(Entries with figure data)
═══

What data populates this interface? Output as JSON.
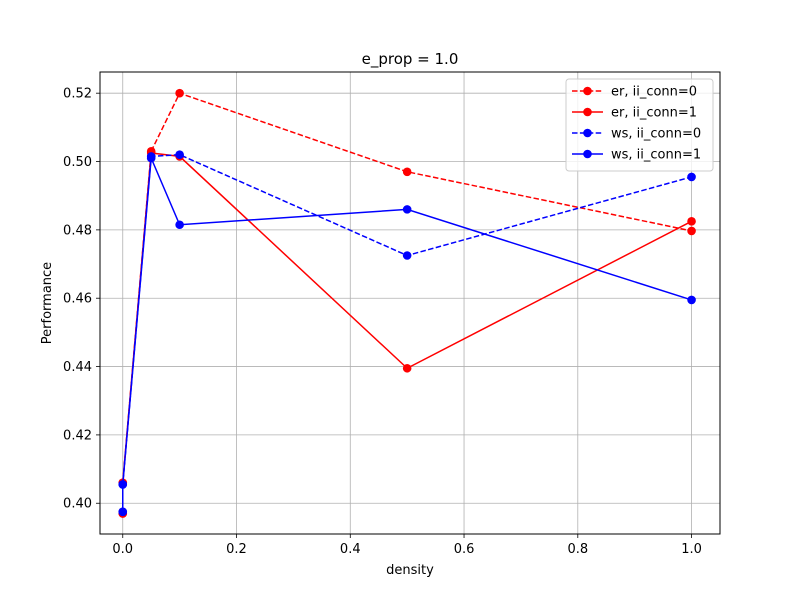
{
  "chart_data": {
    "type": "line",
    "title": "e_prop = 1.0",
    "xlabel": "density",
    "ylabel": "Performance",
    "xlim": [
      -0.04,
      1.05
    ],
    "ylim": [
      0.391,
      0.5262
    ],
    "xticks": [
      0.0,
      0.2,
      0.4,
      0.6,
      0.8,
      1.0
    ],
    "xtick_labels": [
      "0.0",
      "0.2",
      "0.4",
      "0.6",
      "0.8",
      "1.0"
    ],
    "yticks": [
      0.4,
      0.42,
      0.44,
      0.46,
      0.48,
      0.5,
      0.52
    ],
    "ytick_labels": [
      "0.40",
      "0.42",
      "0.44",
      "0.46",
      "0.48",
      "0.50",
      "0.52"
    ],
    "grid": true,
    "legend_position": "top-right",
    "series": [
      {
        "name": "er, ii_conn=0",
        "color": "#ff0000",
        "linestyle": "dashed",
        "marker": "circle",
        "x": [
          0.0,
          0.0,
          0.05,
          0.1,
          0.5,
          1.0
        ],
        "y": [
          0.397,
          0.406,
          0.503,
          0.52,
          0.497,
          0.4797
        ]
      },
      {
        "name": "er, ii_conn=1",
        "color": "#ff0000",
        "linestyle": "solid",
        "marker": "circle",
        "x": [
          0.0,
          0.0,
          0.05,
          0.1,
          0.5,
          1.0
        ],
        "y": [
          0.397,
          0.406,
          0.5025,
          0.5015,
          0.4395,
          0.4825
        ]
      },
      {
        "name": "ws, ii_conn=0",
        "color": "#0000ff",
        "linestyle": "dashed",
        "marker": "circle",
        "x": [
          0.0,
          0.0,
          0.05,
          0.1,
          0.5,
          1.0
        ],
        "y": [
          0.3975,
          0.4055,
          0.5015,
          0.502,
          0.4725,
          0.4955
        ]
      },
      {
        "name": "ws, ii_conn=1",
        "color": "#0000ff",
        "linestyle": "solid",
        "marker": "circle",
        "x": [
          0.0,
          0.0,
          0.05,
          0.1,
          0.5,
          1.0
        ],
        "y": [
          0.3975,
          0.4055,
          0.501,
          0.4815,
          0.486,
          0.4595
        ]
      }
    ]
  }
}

═══

Quote each line of the listing exactly, but leave the pictures out.

What data populates this interface? Output as JSON.
{
  "chart_data": {
    "type": "line",
    "title": "e_prop = 1.0",
    "xlabel": "density",
    "ylabel": "Performance",
    "xlim": [
      -0.04,
      1.05
    ],
    "ylim": [
      0.391,
      0.5262
    ],
    "xticks": [
      0.0,
      0.2,
      0.4,
      0.6,
      0.8,
      1.0
    ],
    "xtick_labels": [
      "0.0",
      "0.2",
      "0.4",
      "0.6",
      "0.8",
      "1.0"
    ],
    "yticks": [
      0.4,
      0.42,
      0.44,
      0.46,
      0.48,
      0.5,
      0.52
    ],
    "ytick_labels": [
      "0.40",
      "0.42",
      "0.44",
      "0.46",
      "0.48",
      "0.50",
      "0.52"
    ],
    "grid": true,
    "legend_position": "top-right",
    "series": [
      {
        "name": "er, ii_conn=0",
        "color": "#ff0000",
        "linestyle": "dashed",
        "marker": "circle",
        "x": [
          0.0,
          0.0,
          0.05,
          0.1,
          0.5,
          1.0
        ],
        "y": [
          0.397,
          0.406,
          0.503,
          0.52,
          0.497,
          0.4797
        ]
      },
      {
        "name": "er, ii_conn=1",
        "color": "#ff0000",
        "linestyle": "solid",
        "marker": "circle",
        "x": [
          0.0,
          0.0,
          0.05,
          0.1,
          0.5,
          1.0
        ],
        "y": [
          0.397,
          0.406,
          0.5025,
          0.5015,
          0.4395,
          0.4825
        ]
      },
      {
        "name": "ws, ii_conn=0",
        "color": "#0000ff",
        "linestyle": "dashed",
        "marker": "circle",
        "x": [
          0.0,
          0.0,
          0.05,
          0.1,
          0.5,
          1.0
        ],
        "y": [
          0.3975,
          0.4055,
          0.5015,
          0.502,
          0.4725,
          0.4955
        ]
      },
      {
        "name": "ws, ii_conn=1",
        "color": "#0000ff",
        "linestyle": "solid",
        "marker": "circle",
        "x": [
          0.0,
          0.0,
          0.05,
          0.1,
          0.5,
          1.0
        ],
        "y": [
          0.3975,
          0.4055,
          0.501,
          0.4815,
          0.486,
          0.4595
        ]
      }
    ]
  }
}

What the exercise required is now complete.